### Goal of the exercise
Can you restate the records below word for word?
Records to use start
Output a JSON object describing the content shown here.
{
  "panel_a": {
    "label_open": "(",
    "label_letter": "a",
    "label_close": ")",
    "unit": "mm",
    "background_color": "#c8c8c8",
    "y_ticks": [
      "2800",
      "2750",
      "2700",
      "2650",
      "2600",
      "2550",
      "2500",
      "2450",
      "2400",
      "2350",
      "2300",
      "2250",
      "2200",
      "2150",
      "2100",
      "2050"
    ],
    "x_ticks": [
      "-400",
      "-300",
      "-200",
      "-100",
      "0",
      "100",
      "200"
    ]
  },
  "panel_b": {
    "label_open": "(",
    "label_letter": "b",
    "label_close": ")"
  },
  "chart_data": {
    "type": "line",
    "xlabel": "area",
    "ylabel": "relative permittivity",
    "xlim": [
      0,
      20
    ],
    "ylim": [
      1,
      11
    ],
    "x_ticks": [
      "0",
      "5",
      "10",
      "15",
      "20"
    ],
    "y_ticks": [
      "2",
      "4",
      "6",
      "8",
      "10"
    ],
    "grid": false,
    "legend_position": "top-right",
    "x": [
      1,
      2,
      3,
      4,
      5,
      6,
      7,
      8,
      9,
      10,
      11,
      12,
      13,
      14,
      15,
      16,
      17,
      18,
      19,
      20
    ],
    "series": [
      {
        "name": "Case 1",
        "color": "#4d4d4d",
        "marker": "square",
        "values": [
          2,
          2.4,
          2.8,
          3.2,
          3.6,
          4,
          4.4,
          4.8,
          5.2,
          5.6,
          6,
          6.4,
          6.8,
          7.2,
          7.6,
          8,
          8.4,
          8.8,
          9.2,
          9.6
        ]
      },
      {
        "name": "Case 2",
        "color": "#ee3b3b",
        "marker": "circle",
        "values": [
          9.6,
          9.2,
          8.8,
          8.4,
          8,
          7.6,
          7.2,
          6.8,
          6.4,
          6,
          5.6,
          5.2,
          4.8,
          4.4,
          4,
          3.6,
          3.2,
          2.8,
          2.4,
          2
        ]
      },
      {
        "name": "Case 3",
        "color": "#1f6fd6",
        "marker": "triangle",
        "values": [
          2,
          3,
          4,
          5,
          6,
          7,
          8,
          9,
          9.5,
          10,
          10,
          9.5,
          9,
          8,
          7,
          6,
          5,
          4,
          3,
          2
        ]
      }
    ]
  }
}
Records to use end
### In response
Output a JSON object describing the content shown here.
{
  "panel_a": {
    "label_open": "(",
    "label_letter": "a",
    "label_close": ")",
    "unit": "mm",
    "background_color": "#c8c8c8",
    "y_ticks": [
      "2800",
      "2750",
      "2700",
      "2650",
      "2600",
      "2550",
      "2500",
      "2450",
      "2400",
      "2350",
      "2300",
      "2250",
      "2200",
      "2150",
      "2100",
      "2050"
    ],
    "x_ticks": [
      "-400",
      "-300",
      "-200",
      "-100",
      "0",
      "100",
      "200"
    ]
  },
  "panel_b": {
    "label_open": "(",
    "label_letter": "b",
    "label_close": ")"
  },
  "chart_data": {
    "type": "line",
    "xlabel": "area",
    "ylabel": "relative permittivity",
    "xlim": [
      0,
      20
    ],
    "ylim": [
      1,
      11
    ],
    "x_ticks": [
      "0",
      "5",
      "10",
      "15",
      "20"
    ],
    "y_ticks": [
      "2",
      "4",
      "6",
      "8",
      "10"
    ],
    "grid": false,
    "legend_position": "top-right",
    "x": [
      1,
      2,
      3,
      4,
      5,
      6,
      7,
      8,
      9,
      10,
      11,
      12,
      13,
      14,
      15,
      16,
      17,
      18,
      19,
      20
    ],
    "series": [
      {
        "name": "Case 1",
        "color": "#4d4d4d",
        "marker": "square",
        "values": [
          2,
          2.4,
          2.8,
          3.2,
          3.6,
          4,
          4.4,
          4.8,
          5.2,
          5.6,
          6,
          6.4,
          6.8,
          7.2,
          7.6,
          8,
          8.4,
          8.8,
          9.2,
          9.6
        ]
      },
      {
        "name": "Case 2",
        "color": "#ee3b3b",
        "marker": "circle",
        "values": [
          9.6,
          9.2,
          8.8,
          8.4,
          8,
          7.6,
          7.2,
          6.8,
          6.4,
          6,
          5.6,
          5.2,
          4.8,
          4.4,
          4,
          3.6,
          3.2,
          2.8,
          2.4,
          2
        ]
      },
      {
        "name": "Case 3",
        "color": "#1f6fd6",
        "marker": "triangle",
        "values": [
          2,
          3,
          4,
          5,
          6,
          7,
          8,
          9,
          9.5,
          10,
          10,
          9.5,
          9,
          8,
          7,
          6,
          5,
          4,
          3,
          2
        ]
      }
    ]
  }
}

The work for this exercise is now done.